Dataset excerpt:
#####

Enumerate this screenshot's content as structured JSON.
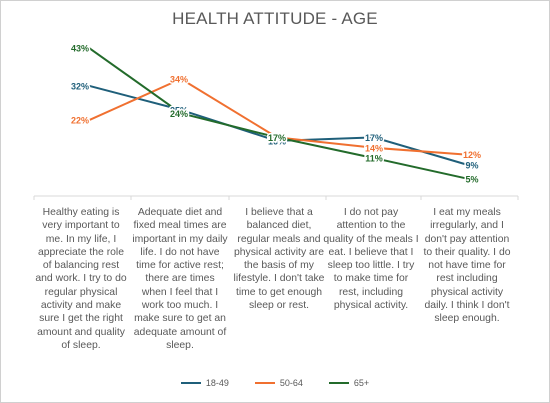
{
  "chart_data": {
    "type": "line",
    "title": "HEALTH ATTITUDE - AGE",
    "categories": [
      "Healthy eating is very important to me. In my life, I appreciate the role of balancing rest and work. I try to do regular physical activity and make sure I get the right amount and quality of sleep.",
      "Adequate diet and fixed meal times are important in my daily life. I do not have time for active rest; there are times when I feel that I work too much. I make sure to get an adequate amount of sleep.",
      "I believe that a balanced diet, regular meals and physical activity are the basis of my lifestyle. I don't take time to get enough sleep or rest.",
      "I do not pay attention to the quality of the meals I eat. I believe that I sleep too little. I try to make time for rest, including physical activity.",
      "I eat my meals irregularly, and I don't pay attention to their quality. I do not have time for rest including physical activity daily. I think I don't sleep enough."
    ],
    "series": [
      {
        "name": "18-49",
        "color": "#1f5f7a",
        "values": [
          32,
          25,
          16,
          17,
          9
        ],
        "labels": [
          "32%",
          "25%",
          "16%",
          "17%",
          "9%"
        ]
      },
      {
        "name": "50-64",
        "color": "#f07030",
        "values": [
          22,
          34,
          17,
          14,
          12
        ],
        "labels": [
          "22%",
          "34%",
          "17%",
          "14%",
          "12%"
        ]
      },
      {
        "name": "65+",
        "color": "#236b2b",
        "values": [
          43,
          24,
          17,
          11,
          5
        ],
        "labels": [
          "43%",
          "24%",
          "17%",
          "11%",
          "5%"
        ]
      }
    ],
    "ylim": [
      0,
      45
    ],
    "legend_position": "bottom",
    "grid": false
  }
}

#####

**What is expected:** Return every line holding the word "have" from the records.

**The answer:**
      "Adequate diet and fixed meal times are important in my daily life. I do not have time for active rest; there are times when I feel that I work too much. I make sure to get an adequate amount of sleep.",
      "I eat my meals irregularly, and I don't pay attention to their quality. I do not have time for rest including physical activity daily. I think I don't sleep enough."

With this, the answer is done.